▶ ASSIGNMENT
Copy every entry exactly as it stands, though any image it holds should stay out of the copy.

(Items from a figure collection)
####################

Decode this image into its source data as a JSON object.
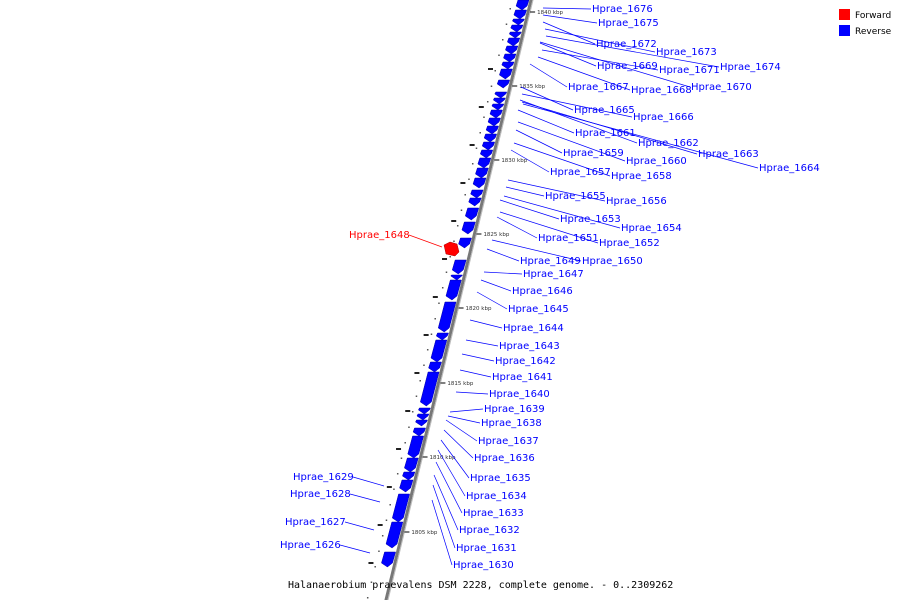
{
  "legend": [
    {
      "label": "Forward",
      "color": "#ff0000"
    },
    {
      "label": "Reverse",
      "color": "#0000ff"
    }
  ],
  "caption": "Halanaerobium praevalens DSM 2228, complete genome. - 0..2309262",
  "ticks": [
    "1840 kbp",
    "1835 kbp",
    "1830 kbp",
    "1825 kbp",
    "1820 kbp",
    "1815 kbp",
    "1810 kbp",
    "1805 kbp"
  ],
  "genes": [
    {
      "name": "Hprae_1676",
      "strand": "reverse"
    },
    {
      "name": "Hprae_1675",
      "strand": "reverse"
    },
    {
      "name": "Hprae_1672",
      "strand": "reverse"
    },
    {
      "name": "Hprae_1673",
      "strand": "reverse"
    },
    {
      "name": "Hprae_1674",
      "strand": "reverse"
    },
    {
      "name": "Hprae_1669",
      "strand": "reverse"
    },
    {
      "name": "Hprae_1671",
      "strand": "reverse"
    },
    {
      "name": "Hprae_1667",
      "strand": "reverse"
    },
    {
      "name": "Hprae_1668",
      "strand": "reverse"
    },
    {
      "name": "Hprae_1670",
      "strand": "reverse"
    },
    {
      "name": "Hprae_1665",
      "strand": "reverse"
    },
    {
      "name": "Hprae_1666",
      "strand": "reverse"
    },
    {
      "name": "Hprae_1661",
      "strand": "reverse"
    },
    {
      "name": "Hprae_1662",
      "strand": "reverse"
    },
    {
      "name": "Hprae_1663",
      "strand": "reverse"
    },
    {
      "name": "Hprae_1659",
      "strand": "reverse"
    },
    {
      "name": "Hprae_1660",
      "strand": "reverse"
    },
    {
      "name": "Hprae_1664",
      "strand": "reverse"
    },
    {
      "name": "Hprae_1657",
      "strand": "reverse"
    },
    {
      "name": "Hprae_1658",
      "strand": "reverse"
    },
    {
      "name": "Hprae_1655",
      "strand": "reverse"
    },
    {
      "name": "Hprae_1656",
      "strand": "reverse"
    },
    {
      "name": "Hprae_1653",
      "strand": "reverse"
    },
    {
      "name": "Hprae_1654",
      "strand": "reverse"
    },
    {
      "name": "Hprae_1648",
      "strand": "forward"
    },
    {
      "name": "Hprae_1651",
      "strand": "reverse"
    },
    {
      "name": "Hprae_1652",
      "strand": "reverse"
    },
    {
      "name": "Hprae_1649",
      "strand": "reverse"
    },
    {
      "name": "Hprae_1650",
      "strand": "reverse"
    },
    {
      "name": "Hprae_1647",
      "strand": "reverse"
    },
    {
      "name": "Hprae_1646",
      "strand": "reverse"
    },
    {
      "name": "Hprae_1645",
      "strand": "reverse"
    },
    {
      "name": "Hprae_1644",
      "strand": "reverse"
    },
    {
      "name": "Hprae_1643",
      "strand": "reverse"
    },
    {
      "name": "Hprae_1642",
      "strand": "reverse"
    },
    {
      "name": "Hprae_1641",
      "strand": "reverse"
    },
    {
      "name": "Hprae_1640",
      "strand": "reverse"
    },
    {
      "name": "Hprae_1639",
      "strand": "reverse"
    },
    {
      "name": "Hprae_1638",
      "strand": "reverse"
    },
    {
      "name": "Hprae_1637",
      "strand": "reverse"
    },
    {
      "name": "Hprae_1636",
      "strand": "reverse"
    },
    {
      "name": "Hprae_1635",
      "strand": "reverse"
    },
    {
      "name": "Hprae_1634",
      "strand": "reverse"
    },
    {
      "name": "Hprae_1633",
      "strand": "reverse"
    },
    {
      "name": "Hprae_1632",
      "strand": "reverse"
    },
    {
      "name": "Hprae_1631",
      "strand": "reverse"
    },
    {
      "name": "Hprae_1630",
      "strand": "reverse"
    },
    {
      "name": "Hprae_1629",
      "strand": "reverse"
    },
    {
      "name": "Hprae_1628",
      "strand": "reverse"
    },
    {
      "name": "Hprae_1627",
      "strand": "reverse"
    },
    {
      "name": "Hprae_1626",
      "strand": "reverse"
    }
  ]
}
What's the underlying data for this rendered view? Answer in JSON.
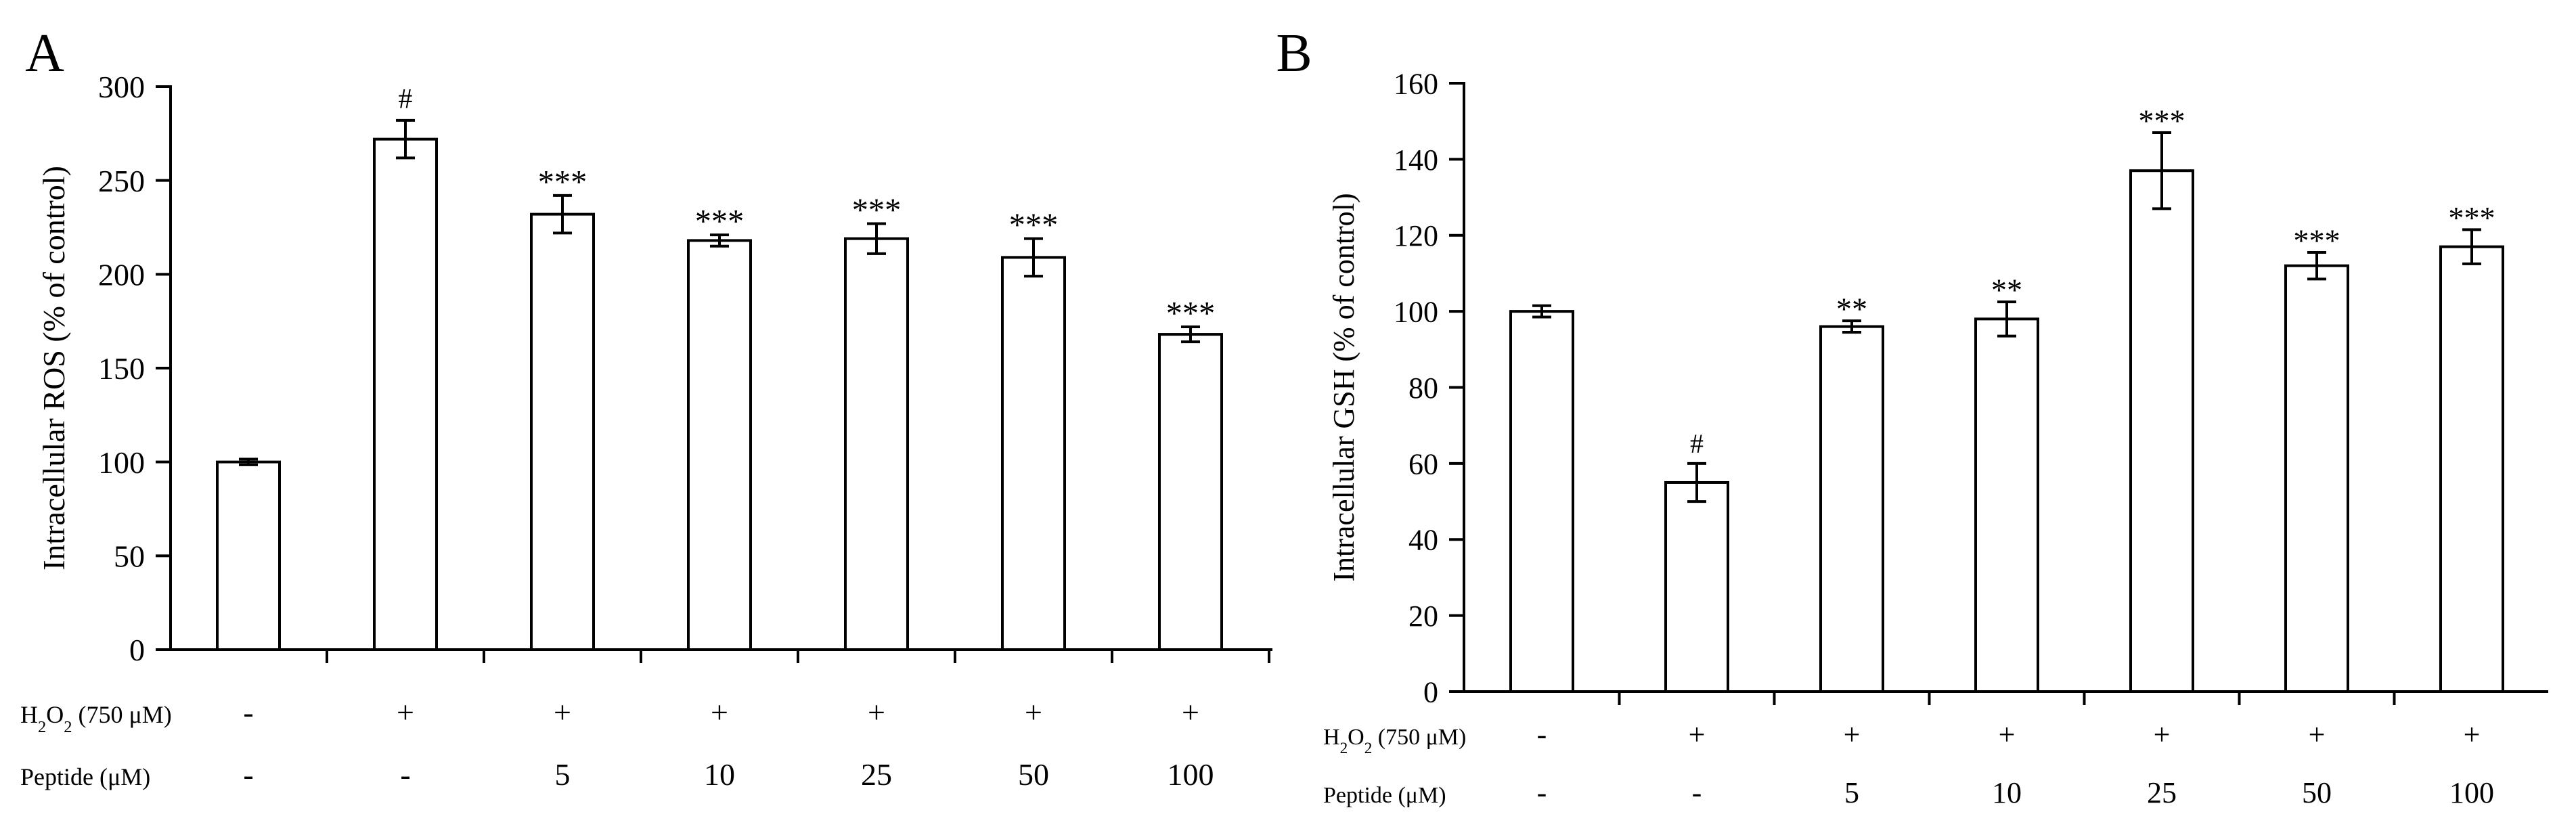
{
  "chart_data": [
    {
      "panel_label": "A",
      "type": "bar",
      "ylabel": "Intracellular ROS (% of control)",
      "ylim": [
        0,
        300
      ],
      "yticks": [
        0,
        50,
        100,
        150,
        200,
        250,
        300
      ],
      "values": [
        100,
        272,
        232,
        218,
        219,
        209,
        168
      ],
      "errors": [
        1.5,
        10,
        10,
        3,
        8,
        10,
        4
      ],
      "significance": [
        "",
        "#",
        "***",
        "***",
        "***",
        "***",
        "***"
      ],
      "rows": [
        {
          "label": "H2O2 (750 μM)",
          "values": [
            "-",
            "+",
            "+",
            "+",
            "+",
            "+",
            "+"
          ]
        },
        {
          "label": "Peptide (μM)",
          "values": [
            "-",
            "-",
            "5",
            "10",
            "25",
            "50",
            "100"
          ]
        }
      ]
    },
    {
      "panel_label": "B",
      "type": "bar",
      "ylabel": "Intracellular GSH (% of control)",
      "ylim": [
        0,
        160
      ],
      "yticks": [
        0,
        20,
        40,
        60,
        80,
        100,
        120,
        140,
        160
      ],
      "values": [
        100,
        55,
        96,
        98,
        137,
        112,
        117
      ],
      "errors": [
        1.5,
        5,
        1.5,
        4.5,
        10,
        3.5,
        4.5
      ],
      "significance": [
        "",
        "#",
        "**",
        "**",
        "***",
        "***",
        "***"
      ],
      "rows": [
        {
          "label": "H2O2 (750 μM)",
          "values": [
            "-",
            "+",
            "+",
            "+",
            "+",
            "+",
            "+"
          ]
        },
        {
          "label": "Peptide (μM)",
          "values": [
            "-",
            "-",
            "5",
            "10",
            "25",
            "50",
            "100"
          ]
        }
      ]
    }
  ]
}
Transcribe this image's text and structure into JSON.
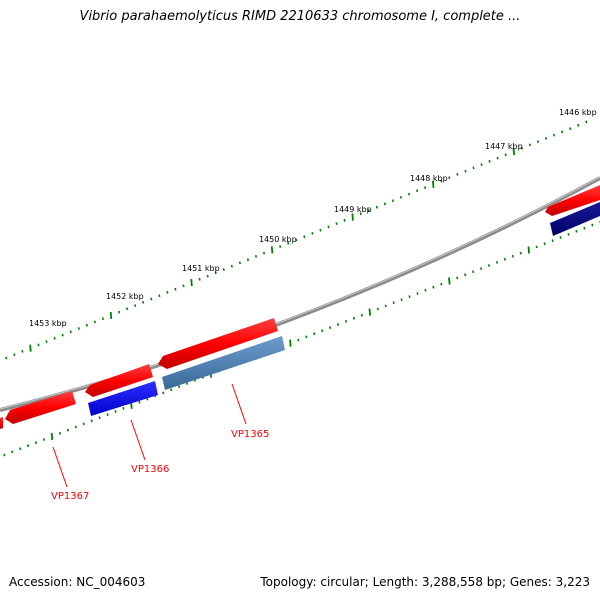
{
  "title": "Vibrio parahaemolyticus RIMD 2210633 chromosome I, complete ...",
  "footer": {
    "accession": "Accession: NC_004603",
    "stats": "Topology: circular; Length: 3,288,558 bp; Genes: 3,223"
  },
  "scale": {
    "unit": "kbp",
    "labels": [
      "1446 kbp",
      "1447 kbp",
      "1448 kbp",
      "1449 kbp",
      "1450 kbp",
      "1451 kbp",
      "1452 kbp",
      "1453 kbp"
    ]
  },
  "genes": [
    {
      "name": "VP1365"
    },
    {
      "name": "VP1366"
    },
    {
      "name": "VP1367"
    }
  ],
  "colors": {
    "backbone": "#808080",
    "forward_gene": "#ff0000",
    "cds_blue": "#0000ff",
    "cds_steelblue": "#4a7fb4",
    "cds_navy": "#000080",
    "tick_green": "#008000",
    "label_red": "#ff0000"
  }
}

####################

▶ ANSWER AREA
Decode this image into its source data as a JSON object.
{
  "legend": [
    {
      "label": "Forward",
      "color": "#ff0000"
    },
    {
      "label": "Reverse",
      "color": "#0000ff"
    }
  ],
  "caption": "Halanaerobium praevalens DSM 2228, complete genome. - 0..2309262",
  "ticks": [
    "1840 kbp",
    "1835 kbp",
    "1830 kbp",
    "1825 kbp",
    "1820 kbp",
    "1815 kbp",
    "1810 kbp",
    "1805 kbp"
  ],
  "genes": [
    {
      "name": "Hprae_1676",
      "strand": "reverse"
    },
    {
      "name": "Hprae_1675",
      "strand": "reverse"
    },
    {
      "name": "Hprae_1672",
      "strand": "reverse"
    },
    {
      "name": "Hprae_1673",
      "strand": "reverse"
    },
    {
      "name": "Hprae_1674",
      "strand": "reverse"
    },
    {
      "name": "Hprae_1669",
      "strand": "reverse"
    },
    {
      "name": "Hprae_1671",
      "strand": "reverse"
    },
    {
      "name": "Hprae_1667",
      "strand": "reverse"
    },
    {
      "name": "Hprae_1668",
      "strand": "reverse"
    },
    {
      "name": "Hprae_1670",
      "strand": "reverse"
    },
    {
      "name": "Hprae_1665",
      "strand": "reverse"
    },
    {
      "name": "Hprae_1666",
      "strand": "reverse"
    },
    {
      "name": "Hprae_1661",
      "strand": "reverse"
    },
    {
      "name": "Hprae_1662",
      "strand": "reverse"
    },
    {
      "name": "Hprae_1663",
      "strand": "reverse"
    },
    {
      "name": "Hprae_1659",
      "strand": "reverse"
    },
    {
      "name": "Hprae_1660",
      "strand": "reverse"
    },
    {
      "name": "Hprae_1664",
      "strand": "reverse"
    },
    {
      "name": "Hprae_1657",
      "strand": "reverse"
    },
    {
      "name": "Hprae_1658",
      "strand": "reverse"
    },
    {
      "name": "Hprae_1655",
      "strand": "reverse"
    },
    {
      "name": "Hprae_1656",
      "strand": "reverse"
    },
    {
      "name": "Hprae_1653",
      "strand": "reverse"
    },
    {
      "name": "Hprae_1654",
      "strand": "reverse"
    },
    {
      "name": "Hprae_1648",
      "strand": "forward"
    },
    {
      "name": "Hprae_1651",
      "strand": "reverse"
    },
    {
      "name": "Hprae_1652",
      "strand": "reverse"
    },
    {
      "name": "Hprae_1649",
      "strand": "reverse"
    },
    {
      "name": "Hprae_1650",
      "strand": "reverse"
    },
    {
      "name": "Hprae_1647",
      "strand": "reverse"
    },
    {
      "name": "Hprae_1646",
      "strand": "reverse"
    },
    {
      "name": "Hprae_1645",
      "strand": "reverse"
    },
    {
      "name": "Hprae_1644",
      "strand": "reverse"
    },
    {
      "name": "Hprae_1643",
      "strand": "reverse"
    },
    {
      "name": "Hprae_1642",
      "strand": "reverse"
    },
    {
      "name": "Hprae_1641",
      "strand": "reverse"
    },
    {
      "name": "Hprae_1640",
      "strand": "reverse"
    },
    {
      "name": "Hprae_1639",
      "strand": "reverse"
    },
    {
      "name": "Hprae_1638",
      "strand": "reverse"
    },
    {
      "name": "Hprae_1637",
      "strand": "reverse"
    },
    {
      "name": "Hprae_1636",
      "strand": "reverse"
    },
    {
      "name": "Hprae_1635",
      "strand": "reverse"
    },
    {
      "name": "Hprae_1634",
      "strand": "reverse"
    },
    {
      "name": "Hprae_1633",
      "strand": "reverse"
    },
    {
      "name": "Hprae_1632",
      "strand": "reverse"
    },
    {
      "name": "Hprae_1631",
      "strand": "reverse"
    },
    {
      "name": "Hprae_1630",
      "strand": "reverse"
    },
    {
      "name": "Hprae_1629",
      "strand": "reverse"
    },
    {
      "name": "Hprae_1628",
      "strand": "reverse"
    },
    {
      "name": "Hprae_1627",
      "strand": "reverse"
    },
    {
      "name": "Hprae_1626",
      "strand": "reverse"
    }
  ]
}
What's the underlying data for this rendered view? Answer in JSON.
{
  "chart_data": [
    {
      "panel_label": "A",
      "type": "bar",
      "ylabel": "Intracellular ROS (% of control)",
      "ylim": [
        0,
        300
      ],
      "yticks": [
        0,
        50,
        100,
        150,
        200,
        250,
        300
      ],
      "values": [
        100,
        272,
        232,
        218,
        219,
        209,
        168
      ],
      "errors": [
        1.5,
        10,
        10,
        3,
        8,
        10,
        4
      ],
      "significance": [
        "",
        "#",
        "***",
        "***",
        "***",
        "***",
        "***"
      ],
      "rows": [
        {
          "label": "H2O2 (750 μM)",
          "values": [
            "-",
            "+",
            "+",
            "+",
            "+",
            "+",
            "+"
          ]
        },
        {
          "label": "Peptide (μM)",
          "values": [
            "-",
            "-",
            "5",
            "10",
            "25",
            "50",
            "100"
          ]
        }
      ]
    },
    {
      "panel_label": "B",
      "type": "bar",
      "ylabel": "Intracellular GSH (% of control)",
      "ylim": [
        0,
        160
      ],
      "yticks": [
        0,
        20,
        40,
        60,
        80,
        100,
        120,
        140,
        160
      ],
      "values": [
        100,
        55,
        96,
        98,
        137,
        112,
        117
      ],
      "errors": [
        1.5,
        5,
        1.5,
        4.5,
        10,
        3.5,
        4.5
      ],
      "significance": [
        "",
        "#",
        "**",
        "**",
        "***",
        "***",
        "***"
      ],
      "rows": [
        {
          "label": "H2O2 (750 μM)",
          "values": [
            "-",
            "+",
            "+",
            "+",
            "+",
            "+",
            "+"
          ]
        },
        {
          "label": "Peptide (μM)",
          "values": [
            "-",
            "-",
            "5",
            "10",
            "25",
            "50",
            "100"
          ]
        }
      ]
    }
  ]
}
Transcribe this image's text and structure into JSON.
{
  "title": "Vibrio parahaemolyticus RIMD 2210633 chromosome I, complete ...",
  "footer": {
    "accession": "Accession: NC_004603",
    "stats": "Topology: circular; Length: 3,288,558 bp; Genes: 3,223"
  },
  "scale": {
    "unit": "kbp",
    "labels": [
      "1446 kbp",
      "1447 kbp",
      "1448 kbp",
      "1449 kbp",
      "1450 kbp",
      "1451 kbp",
      "1452 kbp",
      "1453 kbp"
    ]
  },
  "genes": [
    {
      "name": "VP1365"
    },
    {
      "name": "VP1366"
    },
    {
      "name": "VP1367"
    }
  ],
  "colors": {
    "backbone": "#808080",
    "forward_gene": "#ff0000",
    "cds_blue": "#0000ff",
    "cds_steelblue": "#4a7fb4",
    "cds_navy": "#000080",
    "tick_green": "#008000",
    "label_red": "#ff0000"
  }
}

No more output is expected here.